§ WHAT THIS TASK INVOLVES
From the listing below, extract each line containing the string "title".

§ DATA TO USE

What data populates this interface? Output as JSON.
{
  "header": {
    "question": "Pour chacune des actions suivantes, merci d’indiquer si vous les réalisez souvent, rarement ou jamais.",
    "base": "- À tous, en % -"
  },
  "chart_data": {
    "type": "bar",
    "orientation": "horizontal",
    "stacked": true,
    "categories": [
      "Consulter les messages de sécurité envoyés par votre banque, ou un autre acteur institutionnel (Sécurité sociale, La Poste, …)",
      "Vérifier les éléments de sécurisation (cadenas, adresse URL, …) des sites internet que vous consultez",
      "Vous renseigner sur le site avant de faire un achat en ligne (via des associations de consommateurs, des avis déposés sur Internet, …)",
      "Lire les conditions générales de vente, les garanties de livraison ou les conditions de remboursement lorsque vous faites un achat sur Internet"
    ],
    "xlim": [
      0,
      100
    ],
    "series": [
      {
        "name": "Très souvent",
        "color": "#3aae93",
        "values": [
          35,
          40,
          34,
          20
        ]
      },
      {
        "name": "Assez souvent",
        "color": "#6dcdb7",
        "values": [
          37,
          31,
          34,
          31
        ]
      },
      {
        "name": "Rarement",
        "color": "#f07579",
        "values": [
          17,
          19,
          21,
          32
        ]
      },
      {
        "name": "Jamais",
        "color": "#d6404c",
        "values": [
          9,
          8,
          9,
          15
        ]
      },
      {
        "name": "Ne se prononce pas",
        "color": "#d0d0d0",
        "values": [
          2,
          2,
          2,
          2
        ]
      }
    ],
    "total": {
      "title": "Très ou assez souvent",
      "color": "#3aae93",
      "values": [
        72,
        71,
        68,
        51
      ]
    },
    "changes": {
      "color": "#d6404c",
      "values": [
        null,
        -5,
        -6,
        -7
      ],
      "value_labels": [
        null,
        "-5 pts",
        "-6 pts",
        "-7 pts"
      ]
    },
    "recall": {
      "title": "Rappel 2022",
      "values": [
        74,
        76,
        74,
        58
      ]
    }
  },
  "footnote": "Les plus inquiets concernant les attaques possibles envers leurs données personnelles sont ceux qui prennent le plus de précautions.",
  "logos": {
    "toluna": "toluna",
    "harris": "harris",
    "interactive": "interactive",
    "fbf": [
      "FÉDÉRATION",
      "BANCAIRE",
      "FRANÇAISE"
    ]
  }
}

§ RESPONSE TO THE EXERCISE
      "title": "Très ou assez souvent",
      "title": "Rappel 2022",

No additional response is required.